Excerpts from a figure dataset
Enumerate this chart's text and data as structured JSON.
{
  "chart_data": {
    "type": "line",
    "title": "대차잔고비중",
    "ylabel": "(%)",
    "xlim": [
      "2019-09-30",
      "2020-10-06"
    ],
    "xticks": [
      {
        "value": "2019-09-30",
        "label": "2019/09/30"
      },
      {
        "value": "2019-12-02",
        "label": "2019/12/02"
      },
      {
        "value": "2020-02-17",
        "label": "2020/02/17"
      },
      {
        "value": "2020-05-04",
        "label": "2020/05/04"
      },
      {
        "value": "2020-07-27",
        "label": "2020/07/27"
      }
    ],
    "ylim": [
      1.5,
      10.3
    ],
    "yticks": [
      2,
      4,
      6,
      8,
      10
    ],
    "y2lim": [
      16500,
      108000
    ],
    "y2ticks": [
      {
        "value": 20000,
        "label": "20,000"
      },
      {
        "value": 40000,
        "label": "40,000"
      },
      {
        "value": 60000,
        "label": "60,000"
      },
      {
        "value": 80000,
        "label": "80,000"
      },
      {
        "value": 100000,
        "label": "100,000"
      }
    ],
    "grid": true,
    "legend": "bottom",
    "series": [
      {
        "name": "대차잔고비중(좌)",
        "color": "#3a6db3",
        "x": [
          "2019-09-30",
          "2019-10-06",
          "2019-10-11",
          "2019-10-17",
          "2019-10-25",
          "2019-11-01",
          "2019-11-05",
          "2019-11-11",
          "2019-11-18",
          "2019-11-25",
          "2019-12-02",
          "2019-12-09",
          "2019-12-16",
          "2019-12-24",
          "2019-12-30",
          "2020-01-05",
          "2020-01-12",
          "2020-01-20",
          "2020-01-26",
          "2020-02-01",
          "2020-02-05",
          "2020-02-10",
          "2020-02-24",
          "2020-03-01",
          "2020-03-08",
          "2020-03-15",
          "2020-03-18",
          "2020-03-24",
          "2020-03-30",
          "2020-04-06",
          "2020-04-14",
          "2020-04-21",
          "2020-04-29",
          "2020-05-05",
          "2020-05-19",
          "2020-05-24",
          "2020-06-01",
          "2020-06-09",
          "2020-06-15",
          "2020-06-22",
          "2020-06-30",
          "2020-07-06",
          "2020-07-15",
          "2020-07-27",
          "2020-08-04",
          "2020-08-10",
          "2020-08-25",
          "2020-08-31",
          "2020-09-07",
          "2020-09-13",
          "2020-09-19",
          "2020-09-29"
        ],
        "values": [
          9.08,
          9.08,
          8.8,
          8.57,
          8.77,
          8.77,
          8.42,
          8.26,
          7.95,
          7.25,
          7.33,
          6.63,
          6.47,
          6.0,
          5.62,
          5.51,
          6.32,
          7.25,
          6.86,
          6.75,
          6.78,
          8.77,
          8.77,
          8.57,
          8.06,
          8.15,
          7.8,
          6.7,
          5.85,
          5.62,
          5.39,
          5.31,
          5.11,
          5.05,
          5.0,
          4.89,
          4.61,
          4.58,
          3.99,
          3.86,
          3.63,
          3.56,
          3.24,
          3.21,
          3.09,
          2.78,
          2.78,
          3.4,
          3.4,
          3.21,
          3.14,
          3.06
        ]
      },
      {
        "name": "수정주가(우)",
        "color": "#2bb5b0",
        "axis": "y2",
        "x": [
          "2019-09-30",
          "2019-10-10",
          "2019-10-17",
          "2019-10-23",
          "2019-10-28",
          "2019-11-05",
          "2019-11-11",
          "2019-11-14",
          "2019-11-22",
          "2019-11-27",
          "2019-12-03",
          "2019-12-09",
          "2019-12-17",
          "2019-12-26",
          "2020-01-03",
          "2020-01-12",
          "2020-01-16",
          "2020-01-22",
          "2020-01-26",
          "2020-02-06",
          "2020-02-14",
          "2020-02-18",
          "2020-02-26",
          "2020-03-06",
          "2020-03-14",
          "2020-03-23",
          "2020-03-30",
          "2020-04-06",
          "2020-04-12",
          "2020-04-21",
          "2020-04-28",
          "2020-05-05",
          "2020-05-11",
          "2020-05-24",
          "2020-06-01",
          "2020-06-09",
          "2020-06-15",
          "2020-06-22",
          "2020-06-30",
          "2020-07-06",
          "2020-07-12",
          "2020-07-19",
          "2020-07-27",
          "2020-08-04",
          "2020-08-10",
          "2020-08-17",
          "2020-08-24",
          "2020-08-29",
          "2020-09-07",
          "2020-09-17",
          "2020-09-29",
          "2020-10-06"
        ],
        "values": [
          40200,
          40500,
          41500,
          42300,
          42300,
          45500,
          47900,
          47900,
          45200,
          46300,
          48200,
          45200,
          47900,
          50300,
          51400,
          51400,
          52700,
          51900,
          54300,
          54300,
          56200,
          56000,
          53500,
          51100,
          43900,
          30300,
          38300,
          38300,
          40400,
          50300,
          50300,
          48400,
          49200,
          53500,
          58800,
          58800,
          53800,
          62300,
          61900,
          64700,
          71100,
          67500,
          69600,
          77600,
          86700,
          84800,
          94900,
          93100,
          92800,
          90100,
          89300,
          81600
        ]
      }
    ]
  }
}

- **Exercise description**
Go through the records above and set each one down exactly, please.

- **Result for this exercise**
Enumerate this chart's text and data as structured JSON.
{
  "chart_data": {
    "type": "line",
    "title": "대차잔고비중",
    "ylabel": "(%)",
    "xlim": [
      "2019-09-30",
      "2020-10-06"
    ],
    "xticks": [
      {
        "value": "2019-09-30",
        "label": "2019/09/30"
      },
      {
        "value": "2019-12-02",
        "label": "2019/12/02"
      },
      {
        "value": "2020-02-17",
        "label": "2020/02/17"
      },
      {
        "value": "2020-05-04",
        "label": "2020/05/04"
      },
      {
        "value": "2020-07-27",
        "label": "2020/07/27"
      }
    ],
    "ylim": [
      1.5,
      10.3
    ],
    "yticks": [
      2,
      4,
      6,
      8,
      10
    ],
    "y2lim": [
      16500,
      108000
    ],
    "y2ticks": [
      {
        "value": 20000,
        "label": "20,000"
      },
      {
        "value": 40000,
        "label": "40,000"
      },
      {
        "value": 60000,
        "label": "60,000"
      },
      {
        "value": 80000,
        "label": "80,000"
      },
      {
        "value": 100000,
        "label": "100,000"
      }
    ],
    "grid": true,
    "legend": "bottom",
    "series": [
      {
        "name": "대차잔고비중(좌)",
        "color": "#3a6db3",
        "x": [
          "2019-09-30",
          "2019-10-06",
          "2019-10-11",
          "2019-10-17",
          "2019-10-25",
          "2019-11-01",
          "2019-11-05",
          "2019-11-11",
          "2019-11-18",
          "2019-11-25",
          "2019-12-02",
          "2019-12-09",
          "2019-12-16",
          "2019-12-24",
          "2019-12-30",
          "2020-01-05",
          "2020-01-12",
          "2020-01-20",
          "2020-01-26",
          "2020-02-01",
          "2020-02-05",
          "2020-02-10",
          "2020-02-24",
          "2020-03-01",
          "2020-03-08",
          "2020-03-15",
          "2020-03-18",
          "2020-03-24",
          "2020-03-30",
          "2020-04-06",
          "2020-04-14",
          "2020-04-21",
          "2020-04-29",
          "2020-05-05",
          "2020-05-19",
          "2020-05-24",
          "2020-06-01",
          "2020-06-09",
          "2020-06-15",
          "2020-06-22",
          "2020-06-30",
          "2020-07-06",
          "2020-07-15",
          "2020-07-27",
          "2020-08-04",
          "2020-08-10",
          "2020-08-25",
          "2020-08-31",
          "2020-09-07",
          "2020-09-13",
          "2020-09-19",
          "2020-09-29"
        ],
        "values": [
          9.08,
          9.08,
          8.8,
          8.57,
          8.77,
          8.77,
          8.42,
          8.26,
          7.95,
          7.25,
          7.33,
          6.63,
          6.47,
          6.0,
          5.62,
          5.51,
          6.32,
          7.25,
          6.86,
          6.75,
          6.78,
          8.77,
          8.77,
          8.57,
          8.06,
          8.15,
          7.8,
          6.7,
          5.85,
          5.62,
          5.39,
          5.31,
          5.11,
          5.05,
          5.0,
          4.89,
          4.61,
          4.58,
          3.99,
          3.86,
          3.63,
          3.56,
          3.24,
          3.21,
          3.09,
          2.78,
          2.78,
          3.4,
          3.4,
          3.21,
          3.14,
          3.06
        ]
      },
      {
        "name": "수정주가(우)",
        "color": "#2bb5b0",
        "axis": "y2",
        "x": [
          "2019-09-30",
          "2019-10-10",
          "2019-10-17",
          "2019-10-23",
          "2019-10-28",
          "2019-11-05",
          "2019-11-11",
          "2019-11-14",
          "2019-11-22",
          "2019-11-27",
          "2019-12-03",
          "2019-12-09",
          "2019-12-17",
          "2019-12-26",
          "2020-01-03",
          "2020-01-12",
          "2020-01-16",
          "2020-01-22",
          "2020-01-26",
          "2020-02-06",
          "2020-02-14",
          "2020-02-18",
          "2020-02-26",
          "2020-03-06",
          "2020-03-14",
          "2020-03-23",
          "2020-03-30",
          "2020-04-06",
          "2020-04-12",
          "2020-04-21",
          "2020-04-28",
          "2020-05-05",
          "2020-05-11",
          "2020-05-24",
          "2020-06-01",
          "2020-06-09",
          "2020-06-15",
          "2020-06-22",
          "2020-06-30",
          "2020-07-06",
          "2020-07-12",
          "2020-07-19",
          "2020-07-27",
          "2020-08-04",
          "2020-08-10",
          "2020-08-17",
          "2020-08-24",
          "2020-08-29",
          "2020-09-07",
          "2020-09-17",
          "2020-09-29",
          "2020-10-06"
        ],
        "values": [
          40200,
          40500,
          41500,
          42300,
          42300,
          45500,
          47900,
          47900,
          45200,
          46300,
          48200,
          45200,
          47900,
          50300,
          51400,
          51400,
          52700,
          51900,
          54300,
          54300,
          56200,
          56000,
          53500,
          51100,
          43900,
          30300,
          38300,
          38300,
          40400,
          50300,
          50300,
          48400,
          49200,
          53500,
          58800,
          58800,
          53800,
          62300,
          61900,
          64700,
          71100,
          67500,
          69600,
          77600,
          86700,
          84800,
          94900,
          93100,
          92800,
          90100,
          89300,
          81600
        ]
      }
    ]
  }
}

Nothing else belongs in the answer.